> [Dataset]:
-=-=-=-=-

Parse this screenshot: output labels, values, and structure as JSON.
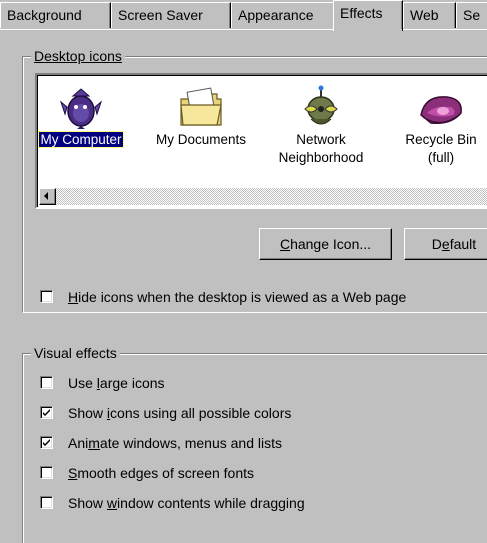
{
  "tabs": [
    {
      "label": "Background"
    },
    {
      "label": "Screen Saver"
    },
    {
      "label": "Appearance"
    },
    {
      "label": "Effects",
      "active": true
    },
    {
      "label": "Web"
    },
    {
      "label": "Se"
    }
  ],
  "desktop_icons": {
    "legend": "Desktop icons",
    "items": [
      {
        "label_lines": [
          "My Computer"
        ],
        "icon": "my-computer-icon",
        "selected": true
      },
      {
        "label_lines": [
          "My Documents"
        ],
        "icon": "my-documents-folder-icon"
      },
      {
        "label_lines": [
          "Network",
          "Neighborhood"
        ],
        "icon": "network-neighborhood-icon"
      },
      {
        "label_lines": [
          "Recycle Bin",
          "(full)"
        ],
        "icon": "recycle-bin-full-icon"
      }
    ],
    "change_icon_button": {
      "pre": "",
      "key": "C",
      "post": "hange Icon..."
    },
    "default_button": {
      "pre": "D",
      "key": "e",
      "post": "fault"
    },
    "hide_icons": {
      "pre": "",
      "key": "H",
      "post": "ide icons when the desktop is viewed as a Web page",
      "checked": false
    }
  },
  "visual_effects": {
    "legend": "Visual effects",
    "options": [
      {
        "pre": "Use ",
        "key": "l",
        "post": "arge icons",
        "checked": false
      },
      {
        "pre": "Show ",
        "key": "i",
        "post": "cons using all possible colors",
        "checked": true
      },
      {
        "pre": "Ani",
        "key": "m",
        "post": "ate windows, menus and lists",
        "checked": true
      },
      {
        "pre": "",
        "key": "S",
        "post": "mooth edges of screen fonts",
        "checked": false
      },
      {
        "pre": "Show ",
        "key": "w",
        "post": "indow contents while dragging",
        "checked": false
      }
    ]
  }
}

-=-=-=-=-

> [What the task asks]:
Transcribe the records above exactly, leaving out every picture.

> [Result of the task]:
Parse this screenshot: output labels, values, and structure as JSON.
{
  "tabs": [
    {
      "label": "Background"
    },
    {
      "label": "Screen Saver"
    },
    {
      "label": "Appearance"
    },
    {
      "label": "Effects",
      "active": true
    },
    {
      "label": "Web"
    },
    {
      "label": "Se"
    }
  ],
  "desktop_icons": {
    "legend": "Desktop icons",
    "items": [
      {
        "label_lines": [
          "My Computer"
        ],
        "icon": "my-computer-icon",
        "selected": true
      },
      {
        "label_lines": [
          "My Documents"
        ],
        "icon": "my-documents-folder-icon"
      },
      {
        "label_lines": [
          "Network",
          "Neighborhood"
        ],
        "icon": "network-neighborhood-icon"
      },
      {
        "label_lines": [
          "Recycle Bin",
          "(full)"
        ],
        "icon": "recycle-bin-full-icon"
      }
    ],
    "change_icon_button": {
      "pre": "",
      "key": "C",
      "post": "hange Icon..."
    },
    "default_button": {
      "pre": "D",
      "key": "e",
      "post": "fault"
    },
    "hide_icons": {
      "pre": "",
      "key": "H",
      "post": "ide icons when the desktop is viewed as a Web page",
      "checked": false
    }
  },
  "visual_effects": {
    "legend": "Visual effects",
    "options": [
      {
        "pre": "Use ",
        "key": "l",
        "post": "arge icons",
        "checked": false
      },
      {
        "pre": "Show ",
        "key": "i",
        "post": "cons using all possible colors",
        "checked": true
      },
      {
        "pre": "Ani",
        "key": "m",
        "post": "ate windows, menus and lists",
        "checked": true
      },
      {
        "pre": "",
        "key": "S",
        "post": "mooth edges of screen fonts",
        "checked": false
      },
      {
        "pre": "Show ",
        "key": "w",
        "post": "indow contents while dragging",
        "checked": false
      }
    ]
  }
}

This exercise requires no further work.